YOUR GOAL: The exercise asks for every line of the data to be reproduced exactly.

ENTRIES PROVIDED:
--

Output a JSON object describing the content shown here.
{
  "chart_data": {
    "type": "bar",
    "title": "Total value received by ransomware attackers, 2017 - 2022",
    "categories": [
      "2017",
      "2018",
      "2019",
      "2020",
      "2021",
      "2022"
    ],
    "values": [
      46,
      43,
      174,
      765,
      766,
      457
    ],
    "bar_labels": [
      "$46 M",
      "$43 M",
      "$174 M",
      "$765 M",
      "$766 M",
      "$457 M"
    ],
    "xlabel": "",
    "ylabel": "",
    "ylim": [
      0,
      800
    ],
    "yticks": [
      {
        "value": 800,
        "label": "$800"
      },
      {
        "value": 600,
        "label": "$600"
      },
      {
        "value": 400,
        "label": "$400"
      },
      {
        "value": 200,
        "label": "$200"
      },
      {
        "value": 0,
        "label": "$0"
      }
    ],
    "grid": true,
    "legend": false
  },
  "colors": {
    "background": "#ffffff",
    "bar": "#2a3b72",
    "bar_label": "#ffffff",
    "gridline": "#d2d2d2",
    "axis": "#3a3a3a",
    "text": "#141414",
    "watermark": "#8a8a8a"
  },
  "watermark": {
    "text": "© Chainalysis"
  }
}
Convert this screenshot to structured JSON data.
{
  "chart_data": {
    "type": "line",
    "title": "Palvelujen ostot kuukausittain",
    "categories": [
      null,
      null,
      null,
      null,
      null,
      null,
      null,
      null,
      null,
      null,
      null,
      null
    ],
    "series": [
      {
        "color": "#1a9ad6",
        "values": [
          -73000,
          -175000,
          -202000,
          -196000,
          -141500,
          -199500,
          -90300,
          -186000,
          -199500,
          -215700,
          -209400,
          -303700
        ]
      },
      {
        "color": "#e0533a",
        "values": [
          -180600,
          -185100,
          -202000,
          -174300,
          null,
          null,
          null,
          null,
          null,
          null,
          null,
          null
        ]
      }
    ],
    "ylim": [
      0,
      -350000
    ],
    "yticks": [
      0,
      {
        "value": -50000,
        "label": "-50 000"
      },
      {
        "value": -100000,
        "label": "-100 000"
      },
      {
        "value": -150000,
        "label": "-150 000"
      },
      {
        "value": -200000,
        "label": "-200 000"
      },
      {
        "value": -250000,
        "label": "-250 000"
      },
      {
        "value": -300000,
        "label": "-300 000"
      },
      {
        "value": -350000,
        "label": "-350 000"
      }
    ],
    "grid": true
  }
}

--

RESPONSE BELOW:
Output a JSON object describing the content shown here.
{
  "chart_data": {
    "type": "bar",
    "title": "Total value received by ransomware attackers, 2017 - 2022",
    "categories": [
      "2017",
      "2018",
      "2019",
      "2020",
      "2021",
      "2022"
    ],
    "values": [
      46,
      43,
      174,
      765,
      766,
      457
    ],
    "bar_labels": [
      "$46 M",
      "$43 M",
      "$174 M",
      "$765 M",
      "$766 M",
      "$457 M"
    ],
    "xlabel": "",
    "ylabel": "",
    "ylim": [
      0,
      800
    ],
    "yticks": [
      {
        "value": 800,
        "label": "$800"
      },
      {
        "value": 600,
        "label": "$600"
      },
      {
        "value": 400,
        "label": "$400"
      },
      {
        "value": 200,
        "label": "$200"
      },
      {
        "value": 0,
        "label": "$0"
      }
    ],
    "grid": true,
    "legend": false
  },
  "colors": {
    "background": "#ffffff",
    "bar": "#2a3b72",
    "bar_label": "#ffffff",
    "gridline": "#d2d2d2",
    "axis": "#3a3a3a",
    "text": "#141414",
    "watermark": "#8a8a8a"
  },
  "watermark": {
    "text": "© Chainalysis"
  }
}
Convert this screenshot to structured JSON data.
{
  "chart_data": {
    "type": "line",
    "title": "Palvelujen ostot kuukausittain",
    "categories": [
      null,
      null,
      null,
      null,
      null,
      null,
      null,
      null,
      null,
      null,
      null,
      null
    ],
    "series": [
      {
        "color": "#1a9ad6",
        "values": [
          -73000,
          -175000,
          -202000,
          -196000,
          -141500,
          -199500,
          -90300,
          -186000,
          -199500,
          -215700,
          -209400,
          -303700
        ]
      },
      {
        "color": "#e0533a",
        "values": [
          -180600,
          -185100,
          -202000,
          -174300,
          null,
          null,
          null,
          null,
          null,
          null,
          null,
          null
        ]
      }
    ],
    "ylim": [
      0,
      -350000
    ],
    "yticks": [
      0,
      {
        "value": -50000,
        "label": "-50 000"
      },
      {
        "value": -100000,
        "label": "-100 000"
      },
      {
        "value": -150000,
        "label": "-150 000"
      },
      {
        "value": -200000,
        "label": "-200 000"
      },
      {
        "value": -250000,
        "label": "-250 000"
      },
      {
        "value": -300000,
        "label": "-300 000"
      },
      {
        "value": -350000,
        "label": "-350 000"
      }
    ],
    "grid": true
  }
}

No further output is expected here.